▸ Tarefas propostas:
1. Traduza para inglês esta frase do excerto sobre António Guterres: "Em 1996, participou na primeira Cimeira Ásia-Europa (ASEM) em Banguecoque, Tailândia."
2. Retome o excerto sobre António Guterres e Timor-Leste logo a seguir à sua última frase.

▸ Excerto selecionado:
******************************

António Guterres é um líder inteligente e astuto, corajoso, um orador excecional e humanista. É um homem de ação, combatente e de diálogo, um verdadeiro democrata. Desde a sua eleição como Primeiro-Ministro, António Guterres demonstrou o seu compromisso com a questão de Timor-Leste não apenas através de palavras, mas também com ações concretas. Em 1996, participou na primeira Cimeira Ásia-Europa (ASEM) em Banguecoque, Tailândia. Naquela altura, ele ainda era relativamente novo no mundo da diplomacia, e muitos duvidavam da sua capacidade e coragem. O ditador Soeharto mantinha grande poder e era amplamente respeitado pelos líderes mundiais, uma vez que a Indonésia era uma das grandes potências económicas globais e um dos países mais influentes da ASEAN. Soeharto cultivava boas relações com os países ocidentais, não apenas por interesses económicos e políticos, mas também devido ao seu posicionamento anti-comunista, especialmente num contexto em que países do Indochina, como Laos, Camboja e Vietname, haviam caído sob o domínio comunista. Se a Indonésia sucumbisse, toda a ASEAN poderia estar sob influência comunista.

******************************

▸ Dados brutos:
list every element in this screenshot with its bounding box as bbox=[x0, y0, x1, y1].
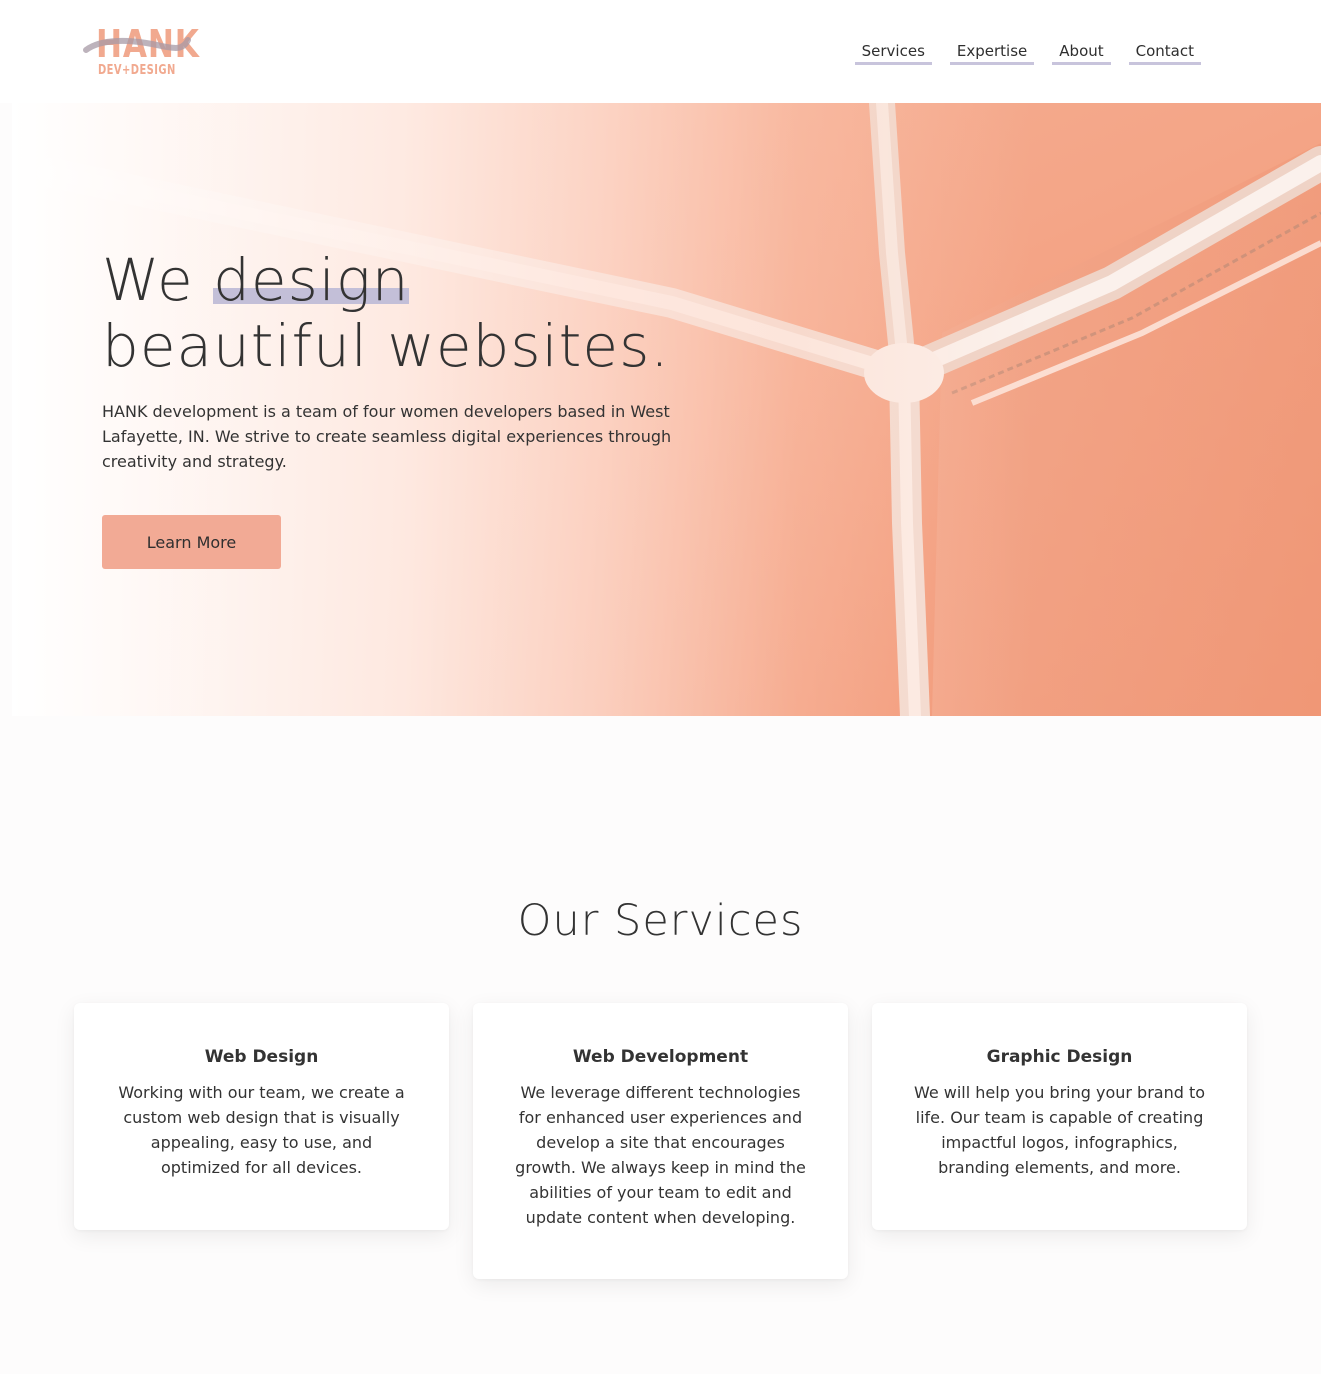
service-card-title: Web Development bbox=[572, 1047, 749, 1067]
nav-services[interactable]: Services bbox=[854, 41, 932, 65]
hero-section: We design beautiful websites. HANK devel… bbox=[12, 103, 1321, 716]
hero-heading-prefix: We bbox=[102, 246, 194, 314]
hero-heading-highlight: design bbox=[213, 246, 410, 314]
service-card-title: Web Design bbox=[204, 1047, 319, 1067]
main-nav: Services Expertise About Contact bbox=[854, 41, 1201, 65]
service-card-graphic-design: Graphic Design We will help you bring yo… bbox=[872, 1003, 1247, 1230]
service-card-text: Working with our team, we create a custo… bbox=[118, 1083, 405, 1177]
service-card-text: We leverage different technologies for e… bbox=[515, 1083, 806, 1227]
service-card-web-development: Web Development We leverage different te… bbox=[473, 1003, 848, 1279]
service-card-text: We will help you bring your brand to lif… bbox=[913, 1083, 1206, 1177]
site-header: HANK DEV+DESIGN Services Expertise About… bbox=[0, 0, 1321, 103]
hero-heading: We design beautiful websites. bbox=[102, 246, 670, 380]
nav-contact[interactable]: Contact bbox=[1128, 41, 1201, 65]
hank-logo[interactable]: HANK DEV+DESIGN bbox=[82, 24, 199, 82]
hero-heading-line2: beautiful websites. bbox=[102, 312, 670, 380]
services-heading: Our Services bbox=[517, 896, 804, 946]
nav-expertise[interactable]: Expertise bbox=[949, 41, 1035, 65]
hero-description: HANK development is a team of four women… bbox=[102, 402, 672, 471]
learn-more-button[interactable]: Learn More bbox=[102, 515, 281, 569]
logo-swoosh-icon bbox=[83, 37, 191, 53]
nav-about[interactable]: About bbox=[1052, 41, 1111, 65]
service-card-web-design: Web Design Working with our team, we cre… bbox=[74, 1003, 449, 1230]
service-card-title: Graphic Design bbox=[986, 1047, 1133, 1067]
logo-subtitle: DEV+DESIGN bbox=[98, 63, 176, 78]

******************************

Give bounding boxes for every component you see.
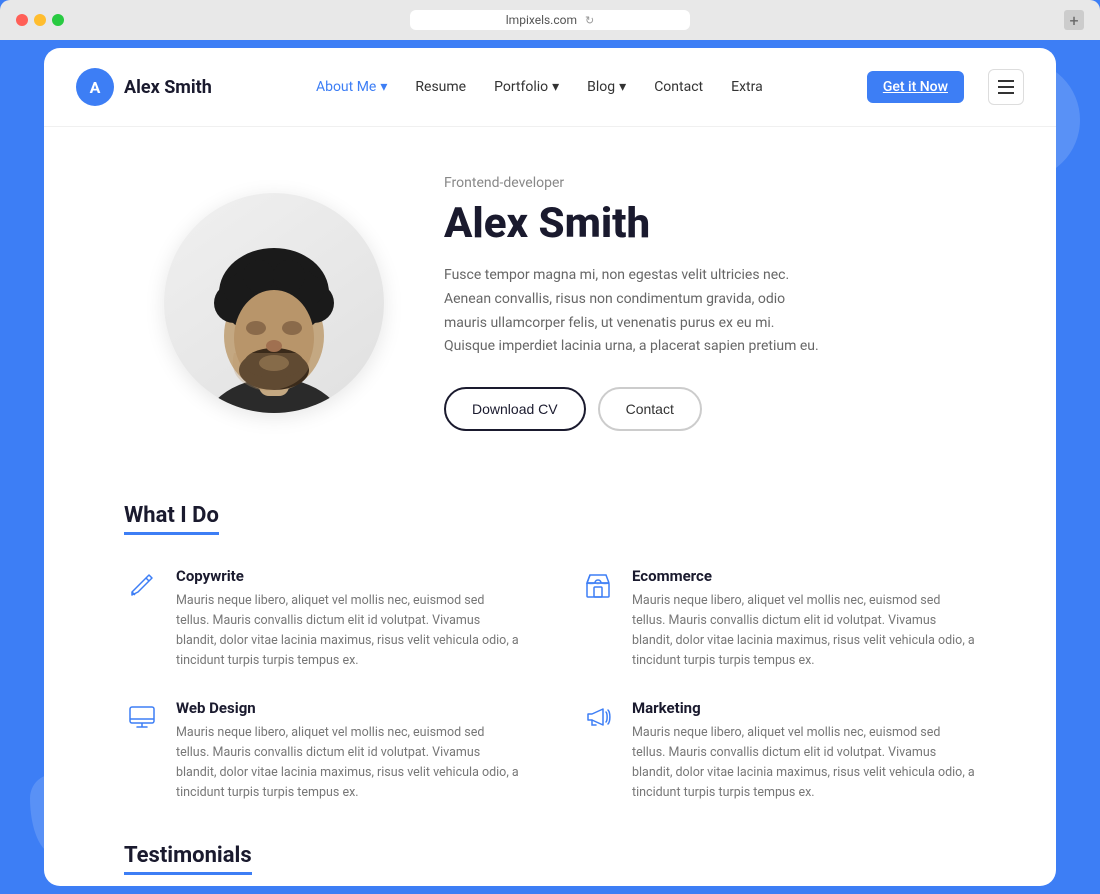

******************************

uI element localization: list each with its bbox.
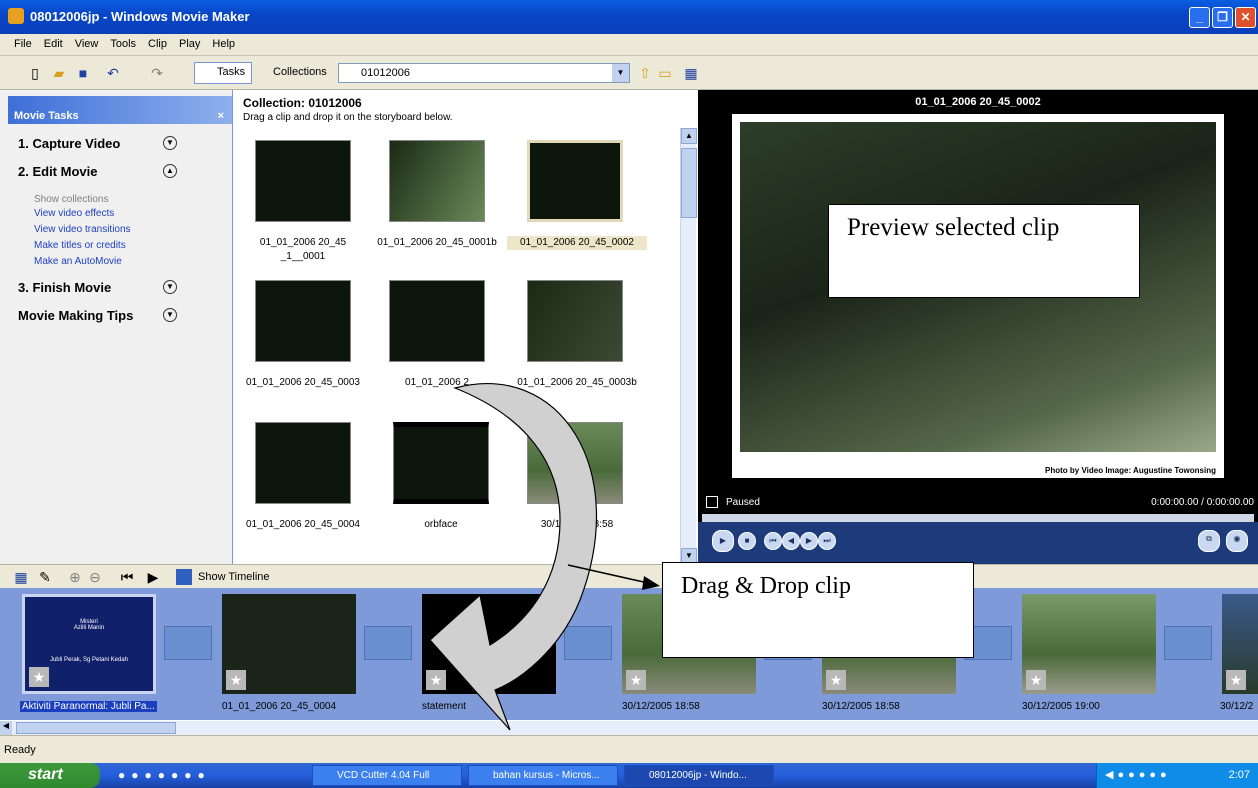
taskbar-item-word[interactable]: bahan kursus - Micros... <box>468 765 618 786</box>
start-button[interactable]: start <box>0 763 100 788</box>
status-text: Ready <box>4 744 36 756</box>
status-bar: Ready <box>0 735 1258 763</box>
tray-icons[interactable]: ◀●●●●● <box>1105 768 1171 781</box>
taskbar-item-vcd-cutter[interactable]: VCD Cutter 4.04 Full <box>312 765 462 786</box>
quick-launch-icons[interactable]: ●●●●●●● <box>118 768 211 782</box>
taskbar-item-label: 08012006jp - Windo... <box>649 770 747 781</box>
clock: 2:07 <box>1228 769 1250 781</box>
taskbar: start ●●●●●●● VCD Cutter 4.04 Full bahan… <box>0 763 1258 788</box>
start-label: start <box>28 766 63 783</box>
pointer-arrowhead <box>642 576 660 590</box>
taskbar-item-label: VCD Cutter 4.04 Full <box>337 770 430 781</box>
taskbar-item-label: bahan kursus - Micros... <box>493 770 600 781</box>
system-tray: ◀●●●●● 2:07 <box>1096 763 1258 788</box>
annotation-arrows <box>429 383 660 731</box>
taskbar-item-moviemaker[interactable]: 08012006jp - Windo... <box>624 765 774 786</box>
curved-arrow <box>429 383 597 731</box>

******************************

▸ Respostas do exercício:
1. In 1996, he took part in the first Asia-Europe Summit (ASEM) in Bangkok, Thailand.

2.
Os Estados Unidos e os países ocidentais não precisavam enviar tropas para a Indonésia como fizeram no Vietname para combater o comunismo. Os apoios morais, políticos e económicos, juntamente com a provisão de equipamento militar, foram suficientes para Soeharto conter a influência comunista na Indonésia. Devido ao apoio ocidental, Soeharto não só depôs Soekarno, pró-comunista, como também perpetrou massacres contra meio milhão de seus cidadãos, apoiantes do Partido Comunista da Indonésia. Milhares foram presos e alguns foram deportados para a ilha de Buru, em Papua. Este é o maior débito que os países ocidentais têm com Soeharto e com a Indonésia.

Na véspera da Cimeira de ASEM, os jornalistas tentaram testar a coragem de António Guterres e perguntaram-lhe: “Senhor Primeiro-Ministro, vai ou não levantar a questão de Timor-Leste? Tem medo de estragar a Cimeira, é isso?” (Cf. O Mundo Não Tem de Ser Assim: Biografia de António Guterres, Latoeiro & Domingues, 2021, p. 230)

Inicialmente, relutou em responder, mas, pressionado, acabou por se pronunciar: “Não vou calar a minha voz.” (Cf. O Mundo Não Tem de Ser Assim: Biografia de António Guterres, Latoeiro & Domingues, 2021, p. 233). Esta declaração teve ressonância em Jacarta, e a Indonésia respondeu imediatamente chamando o embaixador da União Europeia em Jacarta e ameaçando abandonar a Cimeira se Portugal levantasse a questão de Timor-Leste. John Major, o Primeiro Ministro britânico, inclusive, sugeriu que a discussão fosse interrompida se surgissem questões controversas, incluindo a questão de Timor-Leste. A pressão também foi exercida pelo anfitrião, o Primeiro-Ministro da Tailândia.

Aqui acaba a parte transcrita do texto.